**SET TASK:** Which lines in the records below contain the word "String"? Copy each of them.

**Stored data entries:**
-- BEGIN --

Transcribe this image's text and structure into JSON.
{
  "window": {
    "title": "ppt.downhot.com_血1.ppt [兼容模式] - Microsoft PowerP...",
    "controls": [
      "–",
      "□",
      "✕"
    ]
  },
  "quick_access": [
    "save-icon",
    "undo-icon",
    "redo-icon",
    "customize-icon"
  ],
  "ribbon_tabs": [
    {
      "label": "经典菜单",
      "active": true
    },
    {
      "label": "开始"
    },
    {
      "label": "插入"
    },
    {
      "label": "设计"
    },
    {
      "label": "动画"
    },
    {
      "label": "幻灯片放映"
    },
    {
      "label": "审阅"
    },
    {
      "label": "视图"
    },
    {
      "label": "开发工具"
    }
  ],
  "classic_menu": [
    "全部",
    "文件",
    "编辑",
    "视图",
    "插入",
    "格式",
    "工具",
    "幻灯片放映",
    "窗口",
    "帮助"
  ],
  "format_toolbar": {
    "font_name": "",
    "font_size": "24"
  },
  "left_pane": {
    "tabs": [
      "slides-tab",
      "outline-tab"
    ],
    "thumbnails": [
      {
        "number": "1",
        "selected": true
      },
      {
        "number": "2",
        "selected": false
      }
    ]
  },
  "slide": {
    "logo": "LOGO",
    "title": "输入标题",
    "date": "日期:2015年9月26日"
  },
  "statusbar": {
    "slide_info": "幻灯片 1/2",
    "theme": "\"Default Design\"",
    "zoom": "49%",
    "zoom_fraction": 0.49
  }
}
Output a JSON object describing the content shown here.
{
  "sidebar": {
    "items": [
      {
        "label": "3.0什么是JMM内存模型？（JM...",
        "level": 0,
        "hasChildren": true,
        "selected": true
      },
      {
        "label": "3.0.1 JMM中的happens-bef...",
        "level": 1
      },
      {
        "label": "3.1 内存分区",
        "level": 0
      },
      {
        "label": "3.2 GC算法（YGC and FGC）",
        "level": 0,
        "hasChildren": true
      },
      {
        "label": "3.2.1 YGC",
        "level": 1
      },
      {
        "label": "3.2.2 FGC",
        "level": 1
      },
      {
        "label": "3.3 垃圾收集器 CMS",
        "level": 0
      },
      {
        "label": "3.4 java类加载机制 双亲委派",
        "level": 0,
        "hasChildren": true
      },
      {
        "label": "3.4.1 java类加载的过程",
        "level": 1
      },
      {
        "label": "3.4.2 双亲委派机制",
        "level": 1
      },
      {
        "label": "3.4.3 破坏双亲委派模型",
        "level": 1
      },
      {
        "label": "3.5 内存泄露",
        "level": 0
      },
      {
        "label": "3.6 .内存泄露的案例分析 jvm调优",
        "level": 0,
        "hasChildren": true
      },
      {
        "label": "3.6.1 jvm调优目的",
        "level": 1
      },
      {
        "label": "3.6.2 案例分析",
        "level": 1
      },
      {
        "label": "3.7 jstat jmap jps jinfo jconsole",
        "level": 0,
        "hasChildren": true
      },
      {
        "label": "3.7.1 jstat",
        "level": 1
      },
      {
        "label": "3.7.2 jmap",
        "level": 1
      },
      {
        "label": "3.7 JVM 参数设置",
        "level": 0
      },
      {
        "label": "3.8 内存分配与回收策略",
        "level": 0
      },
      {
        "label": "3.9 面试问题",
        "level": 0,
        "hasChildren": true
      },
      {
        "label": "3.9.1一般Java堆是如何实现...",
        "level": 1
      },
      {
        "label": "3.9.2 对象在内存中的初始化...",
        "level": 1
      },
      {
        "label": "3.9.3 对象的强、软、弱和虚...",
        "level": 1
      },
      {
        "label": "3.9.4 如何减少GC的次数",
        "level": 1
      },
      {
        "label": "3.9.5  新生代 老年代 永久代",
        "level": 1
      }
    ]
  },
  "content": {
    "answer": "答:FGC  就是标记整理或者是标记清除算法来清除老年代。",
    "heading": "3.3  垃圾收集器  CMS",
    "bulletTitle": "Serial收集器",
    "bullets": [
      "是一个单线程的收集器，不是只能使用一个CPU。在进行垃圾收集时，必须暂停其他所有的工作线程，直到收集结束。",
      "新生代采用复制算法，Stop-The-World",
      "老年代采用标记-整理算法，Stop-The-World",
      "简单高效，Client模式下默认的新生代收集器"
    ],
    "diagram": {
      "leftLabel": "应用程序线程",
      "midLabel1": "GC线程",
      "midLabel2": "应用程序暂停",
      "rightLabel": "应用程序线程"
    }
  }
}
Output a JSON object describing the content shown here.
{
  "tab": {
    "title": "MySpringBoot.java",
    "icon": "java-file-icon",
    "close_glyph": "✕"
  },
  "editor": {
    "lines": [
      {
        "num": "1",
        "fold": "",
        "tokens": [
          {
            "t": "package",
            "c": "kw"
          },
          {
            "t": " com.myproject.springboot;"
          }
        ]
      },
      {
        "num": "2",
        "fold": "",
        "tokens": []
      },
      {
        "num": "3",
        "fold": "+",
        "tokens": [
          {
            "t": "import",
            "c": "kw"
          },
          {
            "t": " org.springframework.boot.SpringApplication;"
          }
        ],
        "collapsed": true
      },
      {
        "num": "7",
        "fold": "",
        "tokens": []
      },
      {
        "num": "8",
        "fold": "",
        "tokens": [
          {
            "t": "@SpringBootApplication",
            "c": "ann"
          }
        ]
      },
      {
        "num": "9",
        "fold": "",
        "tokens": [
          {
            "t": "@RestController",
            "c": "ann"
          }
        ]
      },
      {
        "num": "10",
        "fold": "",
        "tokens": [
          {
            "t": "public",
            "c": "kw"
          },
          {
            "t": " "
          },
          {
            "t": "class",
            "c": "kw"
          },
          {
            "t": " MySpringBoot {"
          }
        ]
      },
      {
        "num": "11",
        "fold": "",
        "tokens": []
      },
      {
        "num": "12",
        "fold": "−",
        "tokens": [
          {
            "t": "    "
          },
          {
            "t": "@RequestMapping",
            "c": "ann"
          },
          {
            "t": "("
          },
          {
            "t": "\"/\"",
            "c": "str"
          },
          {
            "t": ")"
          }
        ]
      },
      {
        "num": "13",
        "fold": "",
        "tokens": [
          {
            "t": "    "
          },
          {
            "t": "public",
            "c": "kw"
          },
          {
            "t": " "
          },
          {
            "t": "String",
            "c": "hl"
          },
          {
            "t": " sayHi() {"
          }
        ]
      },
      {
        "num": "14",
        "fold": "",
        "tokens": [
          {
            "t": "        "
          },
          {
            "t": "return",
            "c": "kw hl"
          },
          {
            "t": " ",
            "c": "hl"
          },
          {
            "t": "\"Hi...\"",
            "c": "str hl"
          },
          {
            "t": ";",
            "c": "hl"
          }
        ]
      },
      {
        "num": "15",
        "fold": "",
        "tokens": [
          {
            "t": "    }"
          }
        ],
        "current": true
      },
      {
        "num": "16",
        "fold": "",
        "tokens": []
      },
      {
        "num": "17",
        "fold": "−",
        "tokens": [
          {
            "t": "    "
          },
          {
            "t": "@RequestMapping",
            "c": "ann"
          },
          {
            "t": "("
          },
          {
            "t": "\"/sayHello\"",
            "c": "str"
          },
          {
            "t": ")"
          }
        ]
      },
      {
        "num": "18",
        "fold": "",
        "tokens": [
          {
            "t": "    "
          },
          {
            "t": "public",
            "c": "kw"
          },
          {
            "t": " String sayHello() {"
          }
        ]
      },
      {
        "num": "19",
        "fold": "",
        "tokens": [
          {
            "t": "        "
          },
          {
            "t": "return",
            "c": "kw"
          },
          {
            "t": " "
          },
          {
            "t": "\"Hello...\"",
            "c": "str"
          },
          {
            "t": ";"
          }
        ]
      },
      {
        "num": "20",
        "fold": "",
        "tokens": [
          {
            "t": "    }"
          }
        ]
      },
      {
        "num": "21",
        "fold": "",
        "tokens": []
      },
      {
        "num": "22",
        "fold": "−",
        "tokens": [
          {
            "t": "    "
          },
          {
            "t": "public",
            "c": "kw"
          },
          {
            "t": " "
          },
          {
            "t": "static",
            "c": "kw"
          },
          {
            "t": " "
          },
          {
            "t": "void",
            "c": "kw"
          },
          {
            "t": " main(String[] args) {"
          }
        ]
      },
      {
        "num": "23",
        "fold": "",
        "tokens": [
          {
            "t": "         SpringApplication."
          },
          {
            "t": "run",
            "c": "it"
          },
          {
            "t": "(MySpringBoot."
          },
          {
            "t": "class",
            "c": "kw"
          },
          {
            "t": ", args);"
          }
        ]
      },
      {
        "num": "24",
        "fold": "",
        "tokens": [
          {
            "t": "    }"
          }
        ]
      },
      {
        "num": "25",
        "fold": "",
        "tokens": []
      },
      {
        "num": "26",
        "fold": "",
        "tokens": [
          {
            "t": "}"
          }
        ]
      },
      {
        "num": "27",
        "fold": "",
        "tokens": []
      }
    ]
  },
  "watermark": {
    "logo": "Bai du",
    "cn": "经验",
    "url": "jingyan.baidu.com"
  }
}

-- END --

**OUTPUT OF THE EXERCISE:**
            "t": "String",
            "t": " String sayHello() {"
            "t": " main(String[] args) {"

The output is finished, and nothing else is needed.